BEGIN Exercise input

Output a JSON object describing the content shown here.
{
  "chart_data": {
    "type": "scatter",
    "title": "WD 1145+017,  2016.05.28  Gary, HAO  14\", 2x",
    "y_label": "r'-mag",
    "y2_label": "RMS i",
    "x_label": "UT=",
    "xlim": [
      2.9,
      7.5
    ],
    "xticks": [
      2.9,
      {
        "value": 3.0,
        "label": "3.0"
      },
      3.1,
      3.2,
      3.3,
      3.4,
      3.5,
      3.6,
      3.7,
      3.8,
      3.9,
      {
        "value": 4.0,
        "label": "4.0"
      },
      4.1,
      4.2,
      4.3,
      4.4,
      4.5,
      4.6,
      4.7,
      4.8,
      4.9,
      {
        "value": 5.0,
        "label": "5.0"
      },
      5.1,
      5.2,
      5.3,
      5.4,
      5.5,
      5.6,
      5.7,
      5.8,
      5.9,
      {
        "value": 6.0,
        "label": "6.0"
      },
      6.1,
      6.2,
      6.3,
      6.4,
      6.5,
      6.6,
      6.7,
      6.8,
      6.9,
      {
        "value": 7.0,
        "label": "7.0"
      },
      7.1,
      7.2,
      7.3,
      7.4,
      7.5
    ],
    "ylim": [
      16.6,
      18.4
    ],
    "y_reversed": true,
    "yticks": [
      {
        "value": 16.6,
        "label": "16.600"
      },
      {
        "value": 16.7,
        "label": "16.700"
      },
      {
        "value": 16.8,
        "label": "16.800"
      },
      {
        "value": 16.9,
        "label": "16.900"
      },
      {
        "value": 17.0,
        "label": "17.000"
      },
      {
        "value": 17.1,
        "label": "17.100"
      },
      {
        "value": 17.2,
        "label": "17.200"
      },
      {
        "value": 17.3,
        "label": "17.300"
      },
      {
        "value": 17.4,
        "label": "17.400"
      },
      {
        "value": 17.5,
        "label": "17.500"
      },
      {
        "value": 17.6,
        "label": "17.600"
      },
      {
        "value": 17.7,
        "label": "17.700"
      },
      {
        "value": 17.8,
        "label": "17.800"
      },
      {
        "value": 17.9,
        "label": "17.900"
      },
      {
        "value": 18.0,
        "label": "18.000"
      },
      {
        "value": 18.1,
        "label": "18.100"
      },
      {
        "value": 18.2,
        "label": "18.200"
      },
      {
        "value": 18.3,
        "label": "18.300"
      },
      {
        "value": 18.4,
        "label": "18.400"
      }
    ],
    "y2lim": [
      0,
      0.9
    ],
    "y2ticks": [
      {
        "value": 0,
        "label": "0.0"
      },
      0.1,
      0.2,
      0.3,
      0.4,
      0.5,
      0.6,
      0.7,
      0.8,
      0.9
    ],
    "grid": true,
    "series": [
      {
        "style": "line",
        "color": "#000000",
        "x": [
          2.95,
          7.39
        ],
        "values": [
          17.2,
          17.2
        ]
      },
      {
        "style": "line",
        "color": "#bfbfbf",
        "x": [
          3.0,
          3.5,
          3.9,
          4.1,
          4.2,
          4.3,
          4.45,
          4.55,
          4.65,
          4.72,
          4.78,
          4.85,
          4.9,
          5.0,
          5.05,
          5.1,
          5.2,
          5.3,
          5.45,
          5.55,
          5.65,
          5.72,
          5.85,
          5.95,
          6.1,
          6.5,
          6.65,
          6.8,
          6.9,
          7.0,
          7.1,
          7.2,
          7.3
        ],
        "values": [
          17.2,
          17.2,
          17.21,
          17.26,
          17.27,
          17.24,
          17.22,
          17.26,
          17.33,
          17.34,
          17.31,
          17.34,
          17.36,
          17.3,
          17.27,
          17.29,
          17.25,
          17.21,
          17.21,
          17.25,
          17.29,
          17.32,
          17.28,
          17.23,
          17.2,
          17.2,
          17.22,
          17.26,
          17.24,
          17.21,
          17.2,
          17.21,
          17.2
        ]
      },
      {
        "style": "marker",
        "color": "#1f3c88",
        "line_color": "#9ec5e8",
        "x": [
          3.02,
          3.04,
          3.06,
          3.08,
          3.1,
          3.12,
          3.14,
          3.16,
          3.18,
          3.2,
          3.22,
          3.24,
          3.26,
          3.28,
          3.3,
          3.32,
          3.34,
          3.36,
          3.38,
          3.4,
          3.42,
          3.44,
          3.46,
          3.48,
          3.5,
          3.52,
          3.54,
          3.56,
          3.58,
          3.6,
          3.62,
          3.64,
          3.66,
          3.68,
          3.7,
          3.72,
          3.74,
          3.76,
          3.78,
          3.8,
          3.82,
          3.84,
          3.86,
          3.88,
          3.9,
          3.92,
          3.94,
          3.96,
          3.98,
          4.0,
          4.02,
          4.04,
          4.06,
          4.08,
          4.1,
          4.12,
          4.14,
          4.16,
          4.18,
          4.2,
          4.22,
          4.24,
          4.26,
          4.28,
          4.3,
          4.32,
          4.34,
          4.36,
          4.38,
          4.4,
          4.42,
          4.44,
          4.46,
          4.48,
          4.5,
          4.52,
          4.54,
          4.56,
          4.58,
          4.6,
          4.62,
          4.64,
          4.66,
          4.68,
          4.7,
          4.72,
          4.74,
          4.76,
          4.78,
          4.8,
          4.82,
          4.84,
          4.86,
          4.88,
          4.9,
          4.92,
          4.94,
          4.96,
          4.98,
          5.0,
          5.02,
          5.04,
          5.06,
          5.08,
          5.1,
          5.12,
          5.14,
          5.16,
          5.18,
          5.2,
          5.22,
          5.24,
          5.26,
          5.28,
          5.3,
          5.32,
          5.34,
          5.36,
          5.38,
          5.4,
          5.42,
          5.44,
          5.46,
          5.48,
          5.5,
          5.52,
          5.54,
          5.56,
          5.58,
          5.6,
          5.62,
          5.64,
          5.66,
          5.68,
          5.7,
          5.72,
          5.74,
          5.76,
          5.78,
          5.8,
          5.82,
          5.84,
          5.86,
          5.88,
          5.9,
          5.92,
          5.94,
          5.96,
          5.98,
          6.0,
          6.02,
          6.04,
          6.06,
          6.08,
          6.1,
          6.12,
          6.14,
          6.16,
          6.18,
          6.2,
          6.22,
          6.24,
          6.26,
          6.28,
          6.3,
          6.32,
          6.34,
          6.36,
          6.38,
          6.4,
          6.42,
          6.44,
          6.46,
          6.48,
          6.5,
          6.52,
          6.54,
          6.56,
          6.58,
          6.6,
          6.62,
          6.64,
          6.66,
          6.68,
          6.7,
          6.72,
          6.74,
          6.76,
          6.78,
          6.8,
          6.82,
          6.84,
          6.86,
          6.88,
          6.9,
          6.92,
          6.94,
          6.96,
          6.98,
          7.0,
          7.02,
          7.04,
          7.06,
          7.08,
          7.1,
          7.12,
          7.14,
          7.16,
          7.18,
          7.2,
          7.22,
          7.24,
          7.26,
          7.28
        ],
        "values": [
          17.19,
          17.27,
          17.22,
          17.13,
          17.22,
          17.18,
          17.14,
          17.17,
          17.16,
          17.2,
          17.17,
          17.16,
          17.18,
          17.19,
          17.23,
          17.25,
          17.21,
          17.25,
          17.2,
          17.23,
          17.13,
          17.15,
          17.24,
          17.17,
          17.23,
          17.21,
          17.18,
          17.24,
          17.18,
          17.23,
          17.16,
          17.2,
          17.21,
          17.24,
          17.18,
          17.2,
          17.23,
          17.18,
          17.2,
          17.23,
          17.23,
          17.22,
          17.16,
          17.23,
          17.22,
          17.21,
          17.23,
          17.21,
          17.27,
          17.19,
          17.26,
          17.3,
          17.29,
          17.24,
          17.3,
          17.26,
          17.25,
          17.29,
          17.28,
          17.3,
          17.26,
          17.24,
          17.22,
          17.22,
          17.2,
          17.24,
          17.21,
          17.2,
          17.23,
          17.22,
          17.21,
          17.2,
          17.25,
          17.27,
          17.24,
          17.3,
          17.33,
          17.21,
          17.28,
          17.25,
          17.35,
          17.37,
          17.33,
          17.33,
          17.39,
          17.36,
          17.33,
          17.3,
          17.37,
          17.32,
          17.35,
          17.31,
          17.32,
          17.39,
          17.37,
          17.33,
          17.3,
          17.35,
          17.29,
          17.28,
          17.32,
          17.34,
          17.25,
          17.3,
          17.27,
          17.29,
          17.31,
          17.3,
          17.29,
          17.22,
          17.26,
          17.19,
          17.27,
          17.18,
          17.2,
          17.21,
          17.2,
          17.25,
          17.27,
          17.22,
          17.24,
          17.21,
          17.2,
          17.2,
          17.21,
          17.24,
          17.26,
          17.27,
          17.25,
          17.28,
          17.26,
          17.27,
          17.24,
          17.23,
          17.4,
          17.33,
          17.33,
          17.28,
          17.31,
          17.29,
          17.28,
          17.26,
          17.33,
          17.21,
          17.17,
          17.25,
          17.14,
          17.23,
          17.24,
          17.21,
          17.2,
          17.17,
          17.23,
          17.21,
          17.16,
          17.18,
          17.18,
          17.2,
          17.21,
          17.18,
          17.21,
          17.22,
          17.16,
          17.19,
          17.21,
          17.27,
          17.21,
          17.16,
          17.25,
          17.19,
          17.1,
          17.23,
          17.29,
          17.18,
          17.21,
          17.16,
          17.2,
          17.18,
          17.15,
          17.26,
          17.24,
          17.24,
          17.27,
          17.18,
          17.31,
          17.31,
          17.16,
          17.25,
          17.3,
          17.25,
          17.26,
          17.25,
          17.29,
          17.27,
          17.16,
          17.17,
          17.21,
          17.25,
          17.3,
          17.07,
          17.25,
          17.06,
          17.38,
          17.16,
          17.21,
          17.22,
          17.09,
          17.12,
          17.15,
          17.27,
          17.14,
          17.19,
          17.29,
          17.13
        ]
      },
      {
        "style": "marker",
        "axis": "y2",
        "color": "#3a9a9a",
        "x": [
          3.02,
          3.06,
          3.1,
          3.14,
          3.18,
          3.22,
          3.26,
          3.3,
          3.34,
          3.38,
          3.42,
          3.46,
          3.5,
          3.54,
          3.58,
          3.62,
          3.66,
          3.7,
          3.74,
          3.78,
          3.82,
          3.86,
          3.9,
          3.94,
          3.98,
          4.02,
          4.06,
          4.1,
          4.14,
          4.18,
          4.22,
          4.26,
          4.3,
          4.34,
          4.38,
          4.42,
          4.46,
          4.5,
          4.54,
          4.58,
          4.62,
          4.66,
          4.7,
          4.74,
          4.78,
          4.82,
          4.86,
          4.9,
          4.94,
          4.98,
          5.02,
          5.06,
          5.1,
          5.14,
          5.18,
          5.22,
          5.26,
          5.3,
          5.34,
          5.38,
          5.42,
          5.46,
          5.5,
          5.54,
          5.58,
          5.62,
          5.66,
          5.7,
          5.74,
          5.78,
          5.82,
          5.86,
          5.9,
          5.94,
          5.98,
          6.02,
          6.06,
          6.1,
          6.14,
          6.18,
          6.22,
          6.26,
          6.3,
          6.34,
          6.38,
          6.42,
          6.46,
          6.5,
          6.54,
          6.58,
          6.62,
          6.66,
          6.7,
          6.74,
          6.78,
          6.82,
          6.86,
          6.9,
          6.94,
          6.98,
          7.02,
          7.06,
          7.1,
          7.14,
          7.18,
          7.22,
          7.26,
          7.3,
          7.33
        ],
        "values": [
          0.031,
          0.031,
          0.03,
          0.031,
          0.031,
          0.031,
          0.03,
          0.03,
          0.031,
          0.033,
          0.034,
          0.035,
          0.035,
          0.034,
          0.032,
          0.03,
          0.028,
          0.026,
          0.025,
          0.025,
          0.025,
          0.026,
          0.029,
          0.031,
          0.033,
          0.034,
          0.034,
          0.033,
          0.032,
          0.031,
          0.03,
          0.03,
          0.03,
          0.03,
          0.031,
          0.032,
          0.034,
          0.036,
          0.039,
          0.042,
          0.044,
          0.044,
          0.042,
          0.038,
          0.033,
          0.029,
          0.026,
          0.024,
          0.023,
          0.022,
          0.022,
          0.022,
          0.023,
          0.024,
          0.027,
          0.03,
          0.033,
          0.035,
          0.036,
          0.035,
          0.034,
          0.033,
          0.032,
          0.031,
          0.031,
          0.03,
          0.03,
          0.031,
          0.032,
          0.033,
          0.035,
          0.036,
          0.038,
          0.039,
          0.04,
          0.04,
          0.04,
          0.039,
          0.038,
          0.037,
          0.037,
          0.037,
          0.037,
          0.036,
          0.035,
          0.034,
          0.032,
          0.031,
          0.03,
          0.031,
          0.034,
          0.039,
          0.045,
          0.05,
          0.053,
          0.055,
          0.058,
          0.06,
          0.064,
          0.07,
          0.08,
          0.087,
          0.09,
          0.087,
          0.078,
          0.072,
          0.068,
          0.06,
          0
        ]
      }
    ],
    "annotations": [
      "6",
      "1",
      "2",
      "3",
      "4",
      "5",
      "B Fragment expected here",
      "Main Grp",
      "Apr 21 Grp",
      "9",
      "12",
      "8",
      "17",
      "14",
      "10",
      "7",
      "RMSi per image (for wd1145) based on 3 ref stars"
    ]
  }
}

END Exercise input

▶ _Work to be completed_: Locate the lines above that contain "here" and copy them.

▶ _Exercise output_:
Output a JSON object describing the content shown here.
      "B Fragment expected here",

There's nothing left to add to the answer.